BRANO ESTRATTO -

---

Alessandro Bausani spiega:
“Teniamo presente innanzitutto che misticismo è un contatto personale e diretto fra uomo e Dio: ora l’Islam sunnita, proprio perché così minuziosamente regola il foro esterno dell’uomo, lascia la massima libertà, e dogmatica e sperimentale, al suo foro interno, o, meglio, non se ne interessa. Non esistendo inoltre né sacerdoti né sacramenti, una volta che il musulmano pio ha eseguito regolarmente i suoi obblighi legali è perfettamente a posto con la legge e può anche parlare direttamente con Dio come vuole.”
“Eppure la mistica non solo allignò vigorosamente nella ortodossia sunnita, ma anzi è soprattutto nel sunnismo che essa trovò i più alti, i più profondi e tal- volta i più estremi rappresentanti”
(Alessandro Bausani, L’Islam, Garzanti, Milano, 1979, cap. III, pp. 72-99)
Dal X al XIV secolo i sufi diventano un vero e proprio movimento popolare a cui compete una dinamica sociale considerevolmente più forte rispetto alle scuole di legge degli ulama.
Il movimento sufi divenne la forma più popolare e maggiormente diffusa di islam.
Al-Zawahiri (il capo dei terroristi di Al Qaida), tanto per citare un musulmano integralista dei nostri giorni, é un sufi.
Lo stesso amministratore di un noto forum on-line islamico che manifesta pubblicamente le proprie convinzioni radicali, come si può intuire dal suo nickname è un sufi:
In tempi moderni un esempio tra i più eclatanti è costituito dai Murabitun inglesi di Ian Dallas, un misterioso ex attore di tatro e cinema convertitosi in Marocco.
Attualmente, di maggior peso sembra la confraternina Naqshbandyya dello Shayk Nazim, legata al nazionalismo religioso neottomano di Erdogan.

---

CONSEGNA A - Per favore, rinomina "table-cell-available" in "table-cell-free" nelle voci che vanno dall'inizio fino alla riga con "nav-item-funding-label: 融资 [247, 1153, 293, 1180]", questa compresa. Riporta solo quelle righe, con tutto il resto invariato.

---

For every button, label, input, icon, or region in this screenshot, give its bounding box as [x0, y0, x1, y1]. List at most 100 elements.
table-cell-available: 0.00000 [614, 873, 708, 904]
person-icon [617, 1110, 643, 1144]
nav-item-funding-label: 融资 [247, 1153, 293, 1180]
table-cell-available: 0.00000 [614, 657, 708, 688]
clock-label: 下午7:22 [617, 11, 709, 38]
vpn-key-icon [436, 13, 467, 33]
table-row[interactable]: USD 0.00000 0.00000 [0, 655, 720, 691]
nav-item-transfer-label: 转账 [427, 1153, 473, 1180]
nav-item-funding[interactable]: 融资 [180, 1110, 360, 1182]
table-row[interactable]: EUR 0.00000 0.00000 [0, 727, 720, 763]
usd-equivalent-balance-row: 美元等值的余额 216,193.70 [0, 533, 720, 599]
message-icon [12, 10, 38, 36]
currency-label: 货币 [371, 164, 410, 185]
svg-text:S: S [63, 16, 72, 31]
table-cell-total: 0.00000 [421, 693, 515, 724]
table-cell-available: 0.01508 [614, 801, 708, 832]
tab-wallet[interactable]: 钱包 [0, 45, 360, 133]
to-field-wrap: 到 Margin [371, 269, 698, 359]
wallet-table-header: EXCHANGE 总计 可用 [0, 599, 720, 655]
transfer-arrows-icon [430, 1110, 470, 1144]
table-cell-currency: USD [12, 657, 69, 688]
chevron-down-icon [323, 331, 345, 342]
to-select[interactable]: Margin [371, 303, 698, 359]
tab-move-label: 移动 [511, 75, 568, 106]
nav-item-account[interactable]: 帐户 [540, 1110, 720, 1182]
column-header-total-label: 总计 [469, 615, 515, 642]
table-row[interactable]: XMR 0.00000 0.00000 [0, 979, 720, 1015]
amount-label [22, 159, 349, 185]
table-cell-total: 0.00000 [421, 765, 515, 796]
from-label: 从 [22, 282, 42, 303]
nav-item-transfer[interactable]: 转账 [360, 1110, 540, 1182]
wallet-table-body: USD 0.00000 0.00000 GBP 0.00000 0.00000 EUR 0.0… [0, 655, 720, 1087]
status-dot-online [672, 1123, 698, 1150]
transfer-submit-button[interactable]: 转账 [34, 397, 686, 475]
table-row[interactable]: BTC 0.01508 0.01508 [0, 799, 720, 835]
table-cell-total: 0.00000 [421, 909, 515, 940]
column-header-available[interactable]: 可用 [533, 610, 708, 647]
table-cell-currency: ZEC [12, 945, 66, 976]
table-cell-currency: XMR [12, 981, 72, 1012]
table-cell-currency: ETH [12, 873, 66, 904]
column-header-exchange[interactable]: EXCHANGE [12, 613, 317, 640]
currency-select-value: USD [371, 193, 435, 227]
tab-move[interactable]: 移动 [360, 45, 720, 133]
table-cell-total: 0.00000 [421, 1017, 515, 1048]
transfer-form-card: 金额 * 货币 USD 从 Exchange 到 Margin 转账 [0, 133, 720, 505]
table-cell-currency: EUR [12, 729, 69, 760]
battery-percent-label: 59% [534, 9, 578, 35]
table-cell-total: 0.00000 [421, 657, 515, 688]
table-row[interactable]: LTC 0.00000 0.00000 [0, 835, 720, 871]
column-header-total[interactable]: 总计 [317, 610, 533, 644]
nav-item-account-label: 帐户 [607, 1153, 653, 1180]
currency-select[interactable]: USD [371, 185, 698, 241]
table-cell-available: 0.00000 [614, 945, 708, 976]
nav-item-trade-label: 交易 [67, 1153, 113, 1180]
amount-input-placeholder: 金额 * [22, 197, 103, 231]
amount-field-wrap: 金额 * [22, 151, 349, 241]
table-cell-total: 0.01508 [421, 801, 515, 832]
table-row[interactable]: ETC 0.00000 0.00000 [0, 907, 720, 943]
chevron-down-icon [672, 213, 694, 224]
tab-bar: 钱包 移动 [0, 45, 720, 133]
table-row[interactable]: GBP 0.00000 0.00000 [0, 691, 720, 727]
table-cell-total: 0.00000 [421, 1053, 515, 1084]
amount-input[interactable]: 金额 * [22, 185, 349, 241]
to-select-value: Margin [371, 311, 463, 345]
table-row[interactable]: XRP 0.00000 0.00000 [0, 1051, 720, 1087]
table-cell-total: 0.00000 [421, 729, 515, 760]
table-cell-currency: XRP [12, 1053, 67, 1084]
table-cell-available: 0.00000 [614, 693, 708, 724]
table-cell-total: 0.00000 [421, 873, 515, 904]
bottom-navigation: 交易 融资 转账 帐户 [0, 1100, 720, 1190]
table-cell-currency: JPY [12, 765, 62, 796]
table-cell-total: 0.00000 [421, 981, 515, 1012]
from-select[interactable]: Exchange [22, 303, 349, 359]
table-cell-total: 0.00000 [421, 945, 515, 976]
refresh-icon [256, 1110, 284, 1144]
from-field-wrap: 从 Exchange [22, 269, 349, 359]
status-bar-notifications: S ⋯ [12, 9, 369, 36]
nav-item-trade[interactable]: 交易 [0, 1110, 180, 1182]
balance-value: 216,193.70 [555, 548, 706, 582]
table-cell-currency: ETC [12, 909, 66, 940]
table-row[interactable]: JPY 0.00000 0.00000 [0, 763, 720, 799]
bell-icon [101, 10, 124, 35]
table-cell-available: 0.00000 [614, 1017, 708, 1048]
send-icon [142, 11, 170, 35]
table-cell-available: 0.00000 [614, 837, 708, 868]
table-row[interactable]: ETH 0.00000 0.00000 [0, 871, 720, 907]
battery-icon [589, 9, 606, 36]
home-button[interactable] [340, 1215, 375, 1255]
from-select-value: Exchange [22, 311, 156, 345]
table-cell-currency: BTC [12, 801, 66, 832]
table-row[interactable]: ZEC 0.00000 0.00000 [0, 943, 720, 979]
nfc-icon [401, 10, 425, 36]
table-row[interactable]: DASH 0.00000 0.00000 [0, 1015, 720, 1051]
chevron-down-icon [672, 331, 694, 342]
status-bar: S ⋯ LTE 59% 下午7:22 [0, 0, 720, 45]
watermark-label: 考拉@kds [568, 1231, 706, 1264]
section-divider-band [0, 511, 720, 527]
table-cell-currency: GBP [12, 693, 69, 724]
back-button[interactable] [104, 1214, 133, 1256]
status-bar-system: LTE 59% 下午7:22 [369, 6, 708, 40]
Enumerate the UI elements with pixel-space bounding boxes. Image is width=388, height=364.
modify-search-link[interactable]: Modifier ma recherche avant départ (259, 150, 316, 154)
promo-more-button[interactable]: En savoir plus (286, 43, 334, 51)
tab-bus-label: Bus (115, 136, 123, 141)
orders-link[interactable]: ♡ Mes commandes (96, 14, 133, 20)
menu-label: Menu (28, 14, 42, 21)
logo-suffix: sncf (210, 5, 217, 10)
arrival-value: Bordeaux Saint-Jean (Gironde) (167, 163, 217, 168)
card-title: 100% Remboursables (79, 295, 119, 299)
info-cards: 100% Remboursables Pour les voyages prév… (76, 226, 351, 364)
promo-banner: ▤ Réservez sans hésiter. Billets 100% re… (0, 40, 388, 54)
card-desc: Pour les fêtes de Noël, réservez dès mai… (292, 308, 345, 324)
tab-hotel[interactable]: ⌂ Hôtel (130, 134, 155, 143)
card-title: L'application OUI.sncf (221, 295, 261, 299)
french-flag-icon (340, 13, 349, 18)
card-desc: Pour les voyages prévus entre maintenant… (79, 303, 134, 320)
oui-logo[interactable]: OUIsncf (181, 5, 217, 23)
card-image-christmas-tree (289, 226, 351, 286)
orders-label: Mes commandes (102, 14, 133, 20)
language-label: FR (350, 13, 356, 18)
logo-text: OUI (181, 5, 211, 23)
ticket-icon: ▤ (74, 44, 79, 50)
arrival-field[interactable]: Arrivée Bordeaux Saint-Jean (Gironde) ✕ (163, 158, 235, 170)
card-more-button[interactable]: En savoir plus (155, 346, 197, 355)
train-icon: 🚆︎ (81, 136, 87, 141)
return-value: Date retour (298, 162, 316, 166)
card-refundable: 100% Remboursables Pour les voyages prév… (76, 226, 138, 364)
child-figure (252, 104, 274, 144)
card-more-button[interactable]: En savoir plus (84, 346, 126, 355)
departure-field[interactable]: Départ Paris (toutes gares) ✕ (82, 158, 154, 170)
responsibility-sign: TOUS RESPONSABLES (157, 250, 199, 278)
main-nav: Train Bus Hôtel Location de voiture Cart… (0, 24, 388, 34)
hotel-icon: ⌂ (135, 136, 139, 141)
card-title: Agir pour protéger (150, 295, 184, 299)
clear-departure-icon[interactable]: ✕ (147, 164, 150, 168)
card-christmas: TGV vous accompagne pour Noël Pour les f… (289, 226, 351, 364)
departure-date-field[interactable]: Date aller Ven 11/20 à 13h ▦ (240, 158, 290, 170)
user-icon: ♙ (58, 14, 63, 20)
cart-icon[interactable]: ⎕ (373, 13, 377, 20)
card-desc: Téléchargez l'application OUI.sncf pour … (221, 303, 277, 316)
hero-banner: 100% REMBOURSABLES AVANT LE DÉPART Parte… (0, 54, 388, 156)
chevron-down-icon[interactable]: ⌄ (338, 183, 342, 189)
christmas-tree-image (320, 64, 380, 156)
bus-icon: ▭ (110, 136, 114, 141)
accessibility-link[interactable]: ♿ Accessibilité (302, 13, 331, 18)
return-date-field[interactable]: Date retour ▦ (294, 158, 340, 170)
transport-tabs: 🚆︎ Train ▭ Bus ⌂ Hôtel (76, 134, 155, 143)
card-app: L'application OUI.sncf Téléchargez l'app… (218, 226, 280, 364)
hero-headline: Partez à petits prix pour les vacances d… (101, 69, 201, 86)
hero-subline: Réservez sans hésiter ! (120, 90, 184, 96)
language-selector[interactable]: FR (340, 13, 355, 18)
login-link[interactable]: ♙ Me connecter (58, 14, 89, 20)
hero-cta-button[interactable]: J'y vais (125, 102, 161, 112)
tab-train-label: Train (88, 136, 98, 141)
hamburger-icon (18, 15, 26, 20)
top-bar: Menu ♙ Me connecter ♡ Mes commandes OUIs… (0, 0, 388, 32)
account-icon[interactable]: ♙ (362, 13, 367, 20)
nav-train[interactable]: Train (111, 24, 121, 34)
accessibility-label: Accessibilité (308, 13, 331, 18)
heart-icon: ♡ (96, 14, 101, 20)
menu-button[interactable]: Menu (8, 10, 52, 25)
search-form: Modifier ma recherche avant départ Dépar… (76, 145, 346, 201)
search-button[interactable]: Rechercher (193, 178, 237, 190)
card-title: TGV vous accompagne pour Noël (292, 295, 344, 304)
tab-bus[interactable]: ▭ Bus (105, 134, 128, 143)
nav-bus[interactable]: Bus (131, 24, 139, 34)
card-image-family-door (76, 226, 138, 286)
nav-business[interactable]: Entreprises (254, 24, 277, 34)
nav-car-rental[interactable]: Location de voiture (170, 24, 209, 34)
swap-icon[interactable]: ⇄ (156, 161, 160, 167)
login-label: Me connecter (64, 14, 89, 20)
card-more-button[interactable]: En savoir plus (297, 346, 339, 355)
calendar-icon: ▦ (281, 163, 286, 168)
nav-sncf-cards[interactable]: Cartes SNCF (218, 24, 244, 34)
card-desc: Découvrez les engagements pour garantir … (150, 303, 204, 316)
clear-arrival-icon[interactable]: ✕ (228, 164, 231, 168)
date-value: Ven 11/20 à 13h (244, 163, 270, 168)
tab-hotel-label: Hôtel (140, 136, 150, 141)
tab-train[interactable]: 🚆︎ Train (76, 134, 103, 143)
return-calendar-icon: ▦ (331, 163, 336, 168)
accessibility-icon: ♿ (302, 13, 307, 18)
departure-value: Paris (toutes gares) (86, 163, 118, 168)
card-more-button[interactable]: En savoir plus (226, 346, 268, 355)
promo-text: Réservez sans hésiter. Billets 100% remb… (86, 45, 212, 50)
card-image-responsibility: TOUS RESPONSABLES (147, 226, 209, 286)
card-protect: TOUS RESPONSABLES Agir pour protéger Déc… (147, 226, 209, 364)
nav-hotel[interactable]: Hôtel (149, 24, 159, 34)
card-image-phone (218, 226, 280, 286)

---

CONSEGNA B - Secondo il brano estratto sul sufismo, in quale arco di secoli i sufi diventano un vero movimento popolare?

RISULTATO A -
For every button, label, input, icon, or region in this screenshot, give its bounding box as [x0, y0, x1, y1]. List at most 100 elements.
table-cell-free: 0.00000 [614, 873, 708, 904]
person-icon [617, 1110, 643, 1144]
nav-item-funding-label: 融资 [247, 1153, 293, 1180]

RISULTATO B - Dal X al XIV secolo.